Stored data entries:
------------------------------------------------

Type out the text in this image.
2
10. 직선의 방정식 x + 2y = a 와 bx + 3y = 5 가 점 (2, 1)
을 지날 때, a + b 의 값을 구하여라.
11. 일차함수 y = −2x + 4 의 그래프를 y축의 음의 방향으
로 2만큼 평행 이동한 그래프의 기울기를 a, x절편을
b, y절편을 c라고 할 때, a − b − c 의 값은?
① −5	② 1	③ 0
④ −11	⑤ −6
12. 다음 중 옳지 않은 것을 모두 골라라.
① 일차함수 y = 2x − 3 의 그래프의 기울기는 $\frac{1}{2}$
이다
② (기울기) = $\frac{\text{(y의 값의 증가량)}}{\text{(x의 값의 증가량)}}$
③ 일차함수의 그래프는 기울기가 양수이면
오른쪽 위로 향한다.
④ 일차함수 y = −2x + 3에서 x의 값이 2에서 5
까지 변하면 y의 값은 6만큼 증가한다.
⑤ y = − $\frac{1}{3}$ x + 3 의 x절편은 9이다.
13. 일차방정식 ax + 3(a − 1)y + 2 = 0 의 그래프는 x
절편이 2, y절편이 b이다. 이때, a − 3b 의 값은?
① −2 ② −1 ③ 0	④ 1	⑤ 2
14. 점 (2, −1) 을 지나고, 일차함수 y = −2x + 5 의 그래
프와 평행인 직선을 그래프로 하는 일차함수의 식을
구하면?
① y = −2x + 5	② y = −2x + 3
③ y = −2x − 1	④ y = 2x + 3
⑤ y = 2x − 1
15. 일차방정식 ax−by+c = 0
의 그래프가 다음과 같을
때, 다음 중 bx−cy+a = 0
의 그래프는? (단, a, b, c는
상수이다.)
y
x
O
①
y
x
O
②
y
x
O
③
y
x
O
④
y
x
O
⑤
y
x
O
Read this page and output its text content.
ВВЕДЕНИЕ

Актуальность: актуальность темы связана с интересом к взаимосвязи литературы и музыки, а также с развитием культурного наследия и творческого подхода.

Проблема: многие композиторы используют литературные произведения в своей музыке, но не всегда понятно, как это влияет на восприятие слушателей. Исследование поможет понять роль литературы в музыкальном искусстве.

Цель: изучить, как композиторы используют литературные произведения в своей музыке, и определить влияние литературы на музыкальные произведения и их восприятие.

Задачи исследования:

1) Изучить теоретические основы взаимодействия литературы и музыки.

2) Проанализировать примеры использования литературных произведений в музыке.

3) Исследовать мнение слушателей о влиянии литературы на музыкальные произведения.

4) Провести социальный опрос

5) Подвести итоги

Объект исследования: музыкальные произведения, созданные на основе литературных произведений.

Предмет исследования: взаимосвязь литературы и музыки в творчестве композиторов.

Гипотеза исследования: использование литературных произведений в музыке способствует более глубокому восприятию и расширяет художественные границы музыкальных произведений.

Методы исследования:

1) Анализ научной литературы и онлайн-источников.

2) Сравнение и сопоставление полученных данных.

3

------------------------------------------------

SHORT EXERCISE:
Output the lines from the line containing "Read this page and output its text content." to the end, both included; add nothing.

RIGHT ANSWER:
Read this page and output its text content.
ВВЕДЕНИЕ

Актуальность: актуальность темы связана с интересом к взаимосвязи литературы и музыки, а также с развитием культурного наследия и творческого подхода.

Проблема: многие композиторы используют литературные произведения в своей музыке, но не всегда понятно, как это влияет на восприятие слушателей. Исследование поможет понять роль литературы в музыкальном искусстве.

Цель: изучить, как композиторы используют литературные произведения в своей музыке, и определить влияние литературы на музыкальные произведения и их восприятие.

Задачи исследования:

1) Изучить теоретические основы взаимодействия литературы и музыки.

2) Проанализировать примеры использования литературных произведений в музыке.

3) Исследовать мнение слушателей о влиянии литературы на музыкальные произведения.

4) Провести социальный опрос

5) Подвести итоги

Объект исследования: музыкальные произведения, созданные на основе литературных произведений.

Предмет исследования: взаимосвязь литературы и музыки в творчестве композиторов.

Гипотеза исследования: использование литературных произведений в музыке способствует более глубокому восприятию и расширяет художественные границы музыкальных произведений.

Методы исследования:

1) Анализ научной литературы и онлайн-источников.

2) Сравнение и сопоставление полученных данных.

3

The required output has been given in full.